-- SHORT TASK --
Return every one of the following entries verbatim, reproducing each line without any alteration.

-- PROVIDED ENTRIES --

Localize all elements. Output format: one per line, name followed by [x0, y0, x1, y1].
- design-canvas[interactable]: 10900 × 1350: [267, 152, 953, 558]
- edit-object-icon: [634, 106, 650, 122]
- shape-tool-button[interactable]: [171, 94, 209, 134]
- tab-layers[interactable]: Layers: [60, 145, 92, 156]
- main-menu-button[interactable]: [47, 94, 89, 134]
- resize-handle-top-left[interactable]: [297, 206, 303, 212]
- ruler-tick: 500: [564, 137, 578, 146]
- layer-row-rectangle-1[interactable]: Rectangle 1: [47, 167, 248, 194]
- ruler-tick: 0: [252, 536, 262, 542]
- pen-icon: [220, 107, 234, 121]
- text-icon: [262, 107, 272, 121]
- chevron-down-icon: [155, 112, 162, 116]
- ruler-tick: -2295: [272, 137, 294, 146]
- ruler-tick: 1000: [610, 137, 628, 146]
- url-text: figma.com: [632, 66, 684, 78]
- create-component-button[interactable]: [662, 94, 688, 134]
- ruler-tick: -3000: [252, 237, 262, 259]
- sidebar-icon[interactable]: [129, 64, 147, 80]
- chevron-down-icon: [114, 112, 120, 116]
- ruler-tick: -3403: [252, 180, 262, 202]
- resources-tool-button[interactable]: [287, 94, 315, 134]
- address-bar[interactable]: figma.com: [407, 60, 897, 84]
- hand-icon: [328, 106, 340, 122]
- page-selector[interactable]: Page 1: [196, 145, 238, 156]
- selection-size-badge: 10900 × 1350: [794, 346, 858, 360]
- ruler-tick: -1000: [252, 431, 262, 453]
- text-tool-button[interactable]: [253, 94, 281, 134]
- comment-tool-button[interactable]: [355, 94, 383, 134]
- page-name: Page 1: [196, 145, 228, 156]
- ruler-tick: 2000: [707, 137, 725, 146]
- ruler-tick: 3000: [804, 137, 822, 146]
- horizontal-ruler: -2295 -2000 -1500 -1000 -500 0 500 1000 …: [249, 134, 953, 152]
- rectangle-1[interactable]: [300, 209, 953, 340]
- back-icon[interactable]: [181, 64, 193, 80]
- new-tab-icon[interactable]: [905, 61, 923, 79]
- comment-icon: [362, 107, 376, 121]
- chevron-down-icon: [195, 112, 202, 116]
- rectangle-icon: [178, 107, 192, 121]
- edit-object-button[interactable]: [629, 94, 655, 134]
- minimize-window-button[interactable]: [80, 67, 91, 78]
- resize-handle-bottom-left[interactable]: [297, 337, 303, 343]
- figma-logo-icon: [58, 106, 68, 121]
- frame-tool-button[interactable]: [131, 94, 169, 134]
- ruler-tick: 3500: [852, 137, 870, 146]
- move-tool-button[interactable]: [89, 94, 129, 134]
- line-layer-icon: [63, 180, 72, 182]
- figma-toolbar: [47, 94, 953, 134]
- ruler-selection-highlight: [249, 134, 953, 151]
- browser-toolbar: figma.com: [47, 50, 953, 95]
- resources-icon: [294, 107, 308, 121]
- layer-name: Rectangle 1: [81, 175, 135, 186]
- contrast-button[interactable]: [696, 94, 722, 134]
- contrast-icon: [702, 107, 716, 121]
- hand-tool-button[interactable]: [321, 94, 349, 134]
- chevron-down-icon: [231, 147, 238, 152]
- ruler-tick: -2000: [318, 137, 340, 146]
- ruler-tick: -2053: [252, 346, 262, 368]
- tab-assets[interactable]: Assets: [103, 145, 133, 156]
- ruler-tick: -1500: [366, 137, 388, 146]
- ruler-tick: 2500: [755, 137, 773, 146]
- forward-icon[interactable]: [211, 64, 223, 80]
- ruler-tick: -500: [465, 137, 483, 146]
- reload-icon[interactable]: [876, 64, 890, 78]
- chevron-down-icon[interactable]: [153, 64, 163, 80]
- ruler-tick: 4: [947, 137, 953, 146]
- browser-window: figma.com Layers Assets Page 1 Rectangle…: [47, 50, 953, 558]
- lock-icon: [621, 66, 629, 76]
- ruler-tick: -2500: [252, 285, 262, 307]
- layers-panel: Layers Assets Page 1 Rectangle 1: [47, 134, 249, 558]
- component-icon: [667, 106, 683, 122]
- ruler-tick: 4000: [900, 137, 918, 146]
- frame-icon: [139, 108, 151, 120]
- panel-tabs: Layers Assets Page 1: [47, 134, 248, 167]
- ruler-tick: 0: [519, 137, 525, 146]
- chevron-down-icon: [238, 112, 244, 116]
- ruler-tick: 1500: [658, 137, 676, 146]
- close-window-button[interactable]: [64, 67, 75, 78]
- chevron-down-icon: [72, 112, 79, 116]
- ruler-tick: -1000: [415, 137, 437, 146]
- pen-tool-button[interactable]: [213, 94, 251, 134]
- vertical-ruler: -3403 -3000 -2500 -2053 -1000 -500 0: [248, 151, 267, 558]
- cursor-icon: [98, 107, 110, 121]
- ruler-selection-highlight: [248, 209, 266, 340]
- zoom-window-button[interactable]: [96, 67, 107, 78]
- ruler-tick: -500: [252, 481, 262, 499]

-- RESULT --
Localize all elements. Output format: one per line, name followed by [x0, y0, x1, y1].
- design-canvas[interactable]: 10900 × 1350: [267, 152, 953, 558]
- edit-object-icon: [634, 106, 650, 122]
- shape-tool-button[interactable]: [171, 94, 209, 134]
- tab-layers[interactable]: Layers: [60, 145, 92, 156]
- main-menu-button[interactable]: [47, 94, 89, 134]
- resize-handle-top-left[interactable]: [297, 206, 303, 212]
- ruler-tick: 500: [564, 137, 578, 146]
- layer-row-rectangle-1[interactable]: Rectangle 1: [47, 167, 248, 194]
- ruler-tick: 0: [252, 536, 262, 542]
- pen-icon: [220, 107, 234, 121]
- text-icon: [262, 107, 272, 121]
- chevron-down-icon: [155, 112, 162, 116]
- ruler-tick: -2295: [272, 137, 294, 146]
- ruler-tick: 1000: [610, 137, 628, 146]
- url-text: figma.com: [632, 66, 684, 78]
- create-component-button[interactable]: [662, 94, 688, 134]
- ruler-tick: -3000: [252, 237, 262, 259]
- sidebar-icon[interactable]: [129, 64, 147, 80]
- chevron-down-icon: [114, 112, 120, 116]
- ruler-tick: -3403: [252, 180, 262, 202]
- resources-tool-button[interactable]: [287, 94, 315, 134]
- address-bar[interactable]: figma.com: [407, 60, 897, 84]
- hand-icon: [328, 106, 340, 122]
- page-selector[interactable]: Page 1: [196, 145, 238, 156]
- selection-size-badge: 10900 × 1350: [794, 346, 858, 360]
- ruler-tick: -1000: [252, 431, 262, 453]
- text-tool-button[interactable]: [253, 94, 281, 134]
- comment-tool-button[interactable]: [355, 94, 383, 134]
- page-name: Page 1: [196, 145, 228, 156]
- ruler-tick: 2000: [707, 137, 725, 146]
- ruler-tick: 3000: [804, 137, 822, 146]
- horizontal-ruler: -2295 -2000 -1500 -1000 -500 0 500 1000 …: [249, 134, 953, 152]
- rectangle-1[interactable]: [300, 209, 953, 340]
- back-icon[interactable]: [181, 64, 193, 80]
- new-tab-icon[interactable]: [905, 61, 923, 79]
- comment-icon: [362, 107, 376, 121]
- chevron-down-icon: [195, 112, 202, 116]
- rectangle-icon: [178, 107, 192, 121]
- edit-object-button[interactable]: [629, 94, 655, 134]
- minimize-window-button[interactable]: [80, 67, 91, 78]
- resize-handle-bottom-left[interactable]: [297, 337, 303, 343]
- figma-logo-icon: [58, 106, 68, 121]
- frame-tool-button[interactable]: [131, 94, 169, 134]
- ruler-tick: 3500: [852, 137, 870, 146]
- move-tool-button[interactable]: [89, 94, 129, 134]
- line-layer-icon: [63, 180, 72, 182]
- figma-toolbar: [47, 94, 953, 134]
- ruler-selection-highlight: [249, 134, 953, 151]
- browser-toolbar: figma.com: [47, 50, 953, 95]
- resources-icon: [294, 107, 308, 121]
- layer-name: Rectangle 1: [81, 175, 135, 186]
- contrast-button[interactable]: [696, 94, 722, 134]
- contrast-icon: [702, 107, 716, 121]
- hand-tool-button[interactable]: [321, 94, 349, 134]
- chevron-down-icon: [231, 147, 238, 152]
- ruler-tick: -2000: [318, 137, 340, 146]
- ruler-tick: -2053: [252, 346, 262, 368]
- tab-assets[interactable]: Assets: [103, 145, 133, 156]
- ruler-tick: -1500: [366, 137, 388, 146]
- ruler-tick: 2500: [755, 137, 773, 146]
- forward-icon[interactable]: [211, 64, 223, 80]
- ruler-tick: -500: [465, 137, 483, 146]
- reload-icon[interactable]: [876, 64, 890, 78]
- chevron-down-icon[interactable]: [153, 64, 163, 80]
- ruler-tick: 4: [947, 137, 953, 146]
- browser-window: figma.com Layers Assets Page 1 Rectangle…: [47, 50, 953, 558]
- lock-icon: [621, 66, 629, 76]
- ruler-tick: -2500: [252, 285, 262, 307]
- layers-panel: Layers Assets Page 1 Rectangle 1: [47, 134, 249, 558]
- component-icon: [667, 106, 683, 122]
- ruler-tick: 4000: [900, 137, 918, 146]
- frame-icon: [139, 108, 151, 120]
- panel-tabs: Layers Assets Page 1: [47, 134, 248, 167]
- ruler-tick: 0: [519, 137, 525, 146]
- chevron-down-icon: [238, 112, 244, 116]
- ruler-tick: 1500: [658, 137, 676, 146]
- close-window-button[interactable]: [64, 67, 75, 78]
- chevron-down-icon: [72, 112, 79, 116]
- ruler-tick: -1000: [415, 137, 437, 146]
- pen-tool-button[interactable]: [213, 94, 251, 134]
- vertical-ruler: -3403 -3000 -2500 -2053 -1000 -500 0: [248, 151, 267, 558]
- cursor-icon: [98, 107, 110, 121]
- ruler-selection-highlight: [248, 209, 266, 340]
- zoom-window-button[interactable]: [96, 67, 107, 78]
- ruler-tick: -500: [252, 481, 262, 499]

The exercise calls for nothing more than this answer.